◆ Supplied data ◆
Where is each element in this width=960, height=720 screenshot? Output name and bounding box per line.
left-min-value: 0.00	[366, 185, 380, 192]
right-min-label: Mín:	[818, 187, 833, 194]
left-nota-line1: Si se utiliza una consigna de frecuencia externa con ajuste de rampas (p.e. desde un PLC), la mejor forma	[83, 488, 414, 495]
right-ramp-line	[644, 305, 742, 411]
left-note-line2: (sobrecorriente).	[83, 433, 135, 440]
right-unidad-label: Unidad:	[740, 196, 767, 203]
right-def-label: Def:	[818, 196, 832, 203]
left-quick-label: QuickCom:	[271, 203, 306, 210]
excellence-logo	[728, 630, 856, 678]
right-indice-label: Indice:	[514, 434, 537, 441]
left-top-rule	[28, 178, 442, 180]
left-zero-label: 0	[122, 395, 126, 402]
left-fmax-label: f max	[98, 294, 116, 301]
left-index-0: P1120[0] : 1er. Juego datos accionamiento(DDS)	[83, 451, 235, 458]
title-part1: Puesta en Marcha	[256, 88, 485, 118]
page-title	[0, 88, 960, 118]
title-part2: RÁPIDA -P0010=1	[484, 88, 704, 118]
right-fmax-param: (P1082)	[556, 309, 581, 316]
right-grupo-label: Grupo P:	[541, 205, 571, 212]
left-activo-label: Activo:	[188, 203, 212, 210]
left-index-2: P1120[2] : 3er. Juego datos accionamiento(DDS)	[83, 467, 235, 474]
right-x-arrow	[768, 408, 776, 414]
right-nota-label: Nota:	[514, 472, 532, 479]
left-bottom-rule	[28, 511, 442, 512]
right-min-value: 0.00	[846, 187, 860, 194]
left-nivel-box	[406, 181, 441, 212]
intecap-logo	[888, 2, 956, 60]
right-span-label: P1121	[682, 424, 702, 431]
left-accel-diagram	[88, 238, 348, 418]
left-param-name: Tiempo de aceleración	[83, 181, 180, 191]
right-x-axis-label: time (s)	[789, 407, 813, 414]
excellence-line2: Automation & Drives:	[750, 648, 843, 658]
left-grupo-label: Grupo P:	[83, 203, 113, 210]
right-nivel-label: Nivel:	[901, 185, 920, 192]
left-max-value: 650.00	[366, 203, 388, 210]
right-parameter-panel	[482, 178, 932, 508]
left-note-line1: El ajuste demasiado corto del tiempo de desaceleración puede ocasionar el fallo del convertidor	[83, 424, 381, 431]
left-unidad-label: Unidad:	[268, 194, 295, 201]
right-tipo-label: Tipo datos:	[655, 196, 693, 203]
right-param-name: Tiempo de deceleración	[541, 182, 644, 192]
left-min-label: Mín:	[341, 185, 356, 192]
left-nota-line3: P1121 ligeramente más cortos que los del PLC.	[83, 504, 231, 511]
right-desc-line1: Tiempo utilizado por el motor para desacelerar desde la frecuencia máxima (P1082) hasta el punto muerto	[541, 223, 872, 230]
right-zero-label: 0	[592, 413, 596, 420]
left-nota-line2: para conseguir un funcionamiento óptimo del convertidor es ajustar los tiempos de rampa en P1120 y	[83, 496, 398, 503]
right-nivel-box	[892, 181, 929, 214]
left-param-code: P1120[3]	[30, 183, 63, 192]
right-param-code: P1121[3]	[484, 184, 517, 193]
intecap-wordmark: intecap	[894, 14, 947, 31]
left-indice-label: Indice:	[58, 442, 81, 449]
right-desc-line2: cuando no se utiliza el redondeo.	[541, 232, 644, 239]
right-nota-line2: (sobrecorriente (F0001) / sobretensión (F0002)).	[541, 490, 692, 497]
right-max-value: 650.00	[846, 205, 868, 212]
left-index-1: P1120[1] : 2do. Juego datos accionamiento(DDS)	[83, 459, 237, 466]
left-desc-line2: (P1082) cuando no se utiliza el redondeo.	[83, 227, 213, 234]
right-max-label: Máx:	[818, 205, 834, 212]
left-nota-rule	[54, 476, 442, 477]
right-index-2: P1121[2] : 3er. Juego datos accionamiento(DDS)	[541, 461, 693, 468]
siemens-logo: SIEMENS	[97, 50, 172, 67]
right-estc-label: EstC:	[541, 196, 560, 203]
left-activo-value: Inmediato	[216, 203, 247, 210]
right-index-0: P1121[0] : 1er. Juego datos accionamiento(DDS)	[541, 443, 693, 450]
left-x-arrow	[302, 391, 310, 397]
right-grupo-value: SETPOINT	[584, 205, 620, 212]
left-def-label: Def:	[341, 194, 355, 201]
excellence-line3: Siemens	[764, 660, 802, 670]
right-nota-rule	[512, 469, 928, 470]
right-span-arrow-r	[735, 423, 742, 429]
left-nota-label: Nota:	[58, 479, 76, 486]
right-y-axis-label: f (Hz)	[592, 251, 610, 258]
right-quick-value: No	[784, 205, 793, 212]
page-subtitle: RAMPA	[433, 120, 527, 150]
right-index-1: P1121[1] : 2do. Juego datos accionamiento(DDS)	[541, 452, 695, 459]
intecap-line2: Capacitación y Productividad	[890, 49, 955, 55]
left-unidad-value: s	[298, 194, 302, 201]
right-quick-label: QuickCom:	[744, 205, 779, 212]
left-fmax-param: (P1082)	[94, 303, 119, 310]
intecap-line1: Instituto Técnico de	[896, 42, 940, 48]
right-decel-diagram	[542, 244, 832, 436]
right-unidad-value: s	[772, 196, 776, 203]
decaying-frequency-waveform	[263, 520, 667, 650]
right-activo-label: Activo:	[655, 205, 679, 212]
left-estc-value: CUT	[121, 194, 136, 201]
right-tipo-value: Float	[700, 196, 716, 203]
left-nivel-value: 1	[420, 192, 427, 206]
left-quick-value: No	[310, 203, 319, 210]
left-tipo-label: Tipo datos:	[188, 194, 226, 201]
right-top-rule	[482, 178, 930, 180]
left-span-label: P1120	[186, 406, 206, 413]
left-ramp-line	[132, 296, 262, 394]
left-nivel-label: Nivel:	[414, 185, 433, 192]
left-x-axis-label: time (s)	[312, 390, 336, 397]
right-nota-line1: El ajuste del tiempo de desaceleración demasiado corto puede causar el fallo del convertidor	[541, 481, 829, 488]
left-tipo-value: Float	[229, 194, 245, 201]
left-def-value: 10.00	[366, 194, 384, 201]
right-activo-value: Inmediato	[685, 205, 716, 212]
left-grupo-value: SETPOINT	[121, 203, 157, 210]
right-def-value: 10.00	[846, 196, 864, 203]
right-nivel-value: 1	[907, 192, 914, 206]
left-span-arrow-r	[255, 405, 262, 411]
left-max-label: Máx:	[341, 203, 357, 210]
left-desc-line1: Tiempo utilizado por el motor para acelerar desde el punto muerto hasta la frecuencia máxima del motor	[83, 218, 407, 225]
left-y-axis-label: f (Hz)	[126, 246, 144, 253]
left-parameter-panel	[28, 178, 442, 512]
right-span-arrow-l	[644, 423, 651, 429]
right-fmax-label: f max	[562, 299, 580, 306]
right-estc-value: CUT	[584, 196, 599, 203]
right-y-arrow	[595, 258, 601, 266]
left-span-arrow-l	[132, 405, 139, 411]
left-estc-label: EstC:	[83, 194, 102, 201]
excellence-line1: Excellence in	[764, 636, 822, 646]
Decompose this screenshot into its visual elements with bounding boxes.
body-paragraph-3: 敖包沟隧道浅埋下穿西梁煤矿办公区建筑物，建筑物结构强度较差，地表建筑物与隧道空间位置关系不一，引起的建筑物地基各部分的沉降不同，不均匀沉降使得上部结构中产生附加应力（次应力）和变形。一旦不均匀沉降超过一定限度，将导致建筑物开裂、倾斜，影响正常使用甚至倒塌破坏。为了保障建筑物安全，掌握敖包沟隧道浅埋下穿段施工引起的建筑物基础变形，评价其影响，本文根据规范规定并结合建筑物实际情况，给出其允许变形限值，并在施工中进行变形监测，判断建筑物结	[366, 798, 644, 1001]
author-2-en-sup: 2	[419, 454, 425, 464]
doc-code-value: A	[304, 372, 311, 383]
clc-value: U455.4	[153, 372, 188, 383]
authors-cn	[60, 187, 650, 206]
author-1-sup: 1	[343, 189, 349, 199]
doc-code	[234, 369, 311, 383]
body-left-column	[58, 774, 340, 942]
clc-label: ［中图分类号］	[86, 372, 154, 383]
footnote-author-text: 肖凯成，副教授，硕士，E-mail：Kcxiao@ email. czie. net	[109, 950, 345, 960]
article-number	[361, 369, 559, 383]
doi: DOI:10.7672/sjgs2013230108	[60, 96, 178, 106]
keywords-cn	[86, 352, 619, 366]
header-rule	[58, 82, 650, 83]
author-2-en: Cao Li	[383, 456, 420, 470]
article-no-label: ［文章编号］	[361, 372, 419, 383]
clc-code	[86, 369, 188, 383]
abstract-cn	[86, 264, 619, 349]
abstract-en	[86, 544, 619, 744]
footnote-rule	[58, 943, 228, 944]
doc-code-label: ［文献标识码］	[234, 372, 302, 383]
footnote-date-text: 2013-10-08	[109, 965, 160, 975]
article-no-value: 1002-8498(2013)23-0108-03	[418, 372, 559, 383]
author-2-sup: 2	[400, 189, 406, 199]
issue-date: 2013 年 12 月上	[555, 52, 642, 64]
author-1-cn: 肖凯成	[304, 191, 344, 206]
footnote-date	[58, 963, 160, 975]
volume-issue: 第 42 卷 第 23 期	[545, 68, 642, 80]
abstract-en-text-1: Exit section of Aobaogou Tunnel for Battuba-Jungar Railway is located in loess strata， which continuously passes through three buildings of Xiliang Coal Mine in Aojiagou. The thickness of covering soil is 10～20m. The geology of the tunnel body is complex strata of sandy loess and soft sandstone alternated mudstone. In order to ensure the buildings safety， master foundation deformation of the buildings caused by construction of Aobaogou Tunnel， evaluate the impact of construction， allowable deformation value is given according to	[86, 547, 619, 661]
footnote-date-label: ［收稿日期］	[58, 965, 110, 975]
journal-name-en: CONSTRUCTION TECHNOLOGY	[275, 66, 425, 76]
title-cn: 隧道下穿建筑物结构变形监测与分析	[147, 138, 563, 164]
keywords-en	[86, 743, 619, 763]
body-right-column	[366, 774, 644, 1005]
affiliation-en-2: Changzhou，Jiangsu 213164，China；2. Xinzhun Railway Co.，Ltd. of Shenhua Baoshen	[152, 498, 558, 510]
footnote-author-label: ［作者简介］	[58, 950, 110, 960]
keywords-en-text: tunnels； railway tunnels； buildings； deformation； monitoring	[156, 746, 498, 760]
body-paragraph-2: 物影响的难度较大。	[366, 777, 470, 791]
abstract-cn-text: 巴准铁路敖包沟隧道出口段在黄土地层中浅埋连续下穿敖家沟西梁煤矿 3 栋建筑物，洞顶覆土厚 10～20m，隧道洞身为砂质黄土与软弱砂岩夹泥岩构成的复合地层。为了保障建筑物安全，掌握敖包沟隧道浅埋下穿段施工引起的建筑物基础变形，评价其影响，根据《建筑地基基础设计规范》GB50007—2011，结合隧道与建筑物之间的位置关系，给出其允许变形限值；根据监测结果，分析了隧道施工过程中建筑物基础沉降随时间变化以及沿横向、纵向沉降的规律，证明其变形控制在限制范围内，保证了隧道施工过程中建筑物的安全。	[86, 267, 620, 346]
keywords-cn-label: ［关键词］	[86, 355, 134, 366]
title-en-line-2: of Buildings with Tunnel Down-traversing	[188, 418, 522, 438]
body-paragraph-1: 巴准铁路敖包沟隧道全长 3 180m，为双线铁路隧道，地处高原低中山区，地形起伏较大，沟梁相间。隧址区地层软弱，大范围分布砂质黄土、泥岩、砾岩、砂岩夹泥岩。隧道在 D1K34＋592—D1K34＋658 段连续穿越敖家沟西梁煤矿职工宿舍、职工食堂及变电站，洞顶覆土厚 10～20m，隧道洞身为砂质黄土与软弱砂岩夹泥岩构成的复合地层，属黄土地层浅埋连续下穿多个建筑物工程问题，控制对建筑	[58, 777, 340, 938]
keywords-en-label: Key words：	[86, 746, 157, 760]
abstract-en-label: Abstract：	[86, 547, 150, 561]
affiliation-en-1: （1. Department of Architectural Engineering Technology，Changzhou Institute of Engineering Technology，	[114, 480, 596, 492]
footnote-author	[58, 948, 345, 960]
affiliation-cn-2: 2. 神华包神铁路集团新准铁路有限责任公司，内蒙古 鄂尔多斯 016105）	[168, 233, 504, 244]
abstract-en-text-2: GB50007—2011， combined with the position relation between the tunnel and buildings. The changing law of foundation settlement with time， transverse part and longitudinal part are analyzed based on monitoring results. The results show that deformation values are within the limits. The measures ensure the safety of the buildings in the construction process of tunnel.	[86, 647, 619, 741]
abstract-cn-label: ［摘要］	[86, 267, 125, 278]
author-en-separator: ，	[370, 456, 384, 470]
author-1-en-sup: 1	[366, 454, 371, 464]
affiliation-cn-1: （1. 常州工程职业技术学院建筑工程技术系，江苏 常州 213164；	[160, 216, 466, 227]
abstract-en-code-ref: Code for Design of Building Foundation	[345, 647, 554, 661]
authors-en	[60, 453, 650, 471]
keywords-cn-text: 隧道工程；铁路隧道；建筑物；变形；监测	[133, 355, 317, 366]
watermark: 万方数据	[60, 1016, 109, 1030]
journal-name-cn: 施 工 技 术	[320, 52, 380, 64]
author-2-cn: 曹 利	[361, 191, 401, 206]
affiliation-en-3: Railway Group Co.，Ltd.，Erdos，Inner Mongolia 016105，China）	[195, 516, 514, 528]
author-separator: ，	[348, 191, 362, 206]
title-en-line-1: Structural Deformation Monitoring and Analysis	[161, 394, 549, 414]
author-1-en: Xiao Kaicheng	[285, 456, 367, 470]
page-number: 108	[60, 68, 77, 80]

◆ Stated goal ◆
Reproduce the listing from its first line through the line containing "305, 742, 411]", swapping "screenshot" for "image" and changing nothing else.

◆ Result of the task ◆
Where is each element in this width=960, height=720 image? Output name and bounding box per line.
left-min-value: 0.00	[366, 185, 380, 192]
right-min-label: Mín:	[818, 187, 833, 194]
left-nota-line1: Si se utiliza una consigna de frecuencia externa con ajuste de rampas (p.e. desde un PLC), la mejor forma	[83, 488, 414, 495]
right-ramp-line	[644, 305, 742, 411]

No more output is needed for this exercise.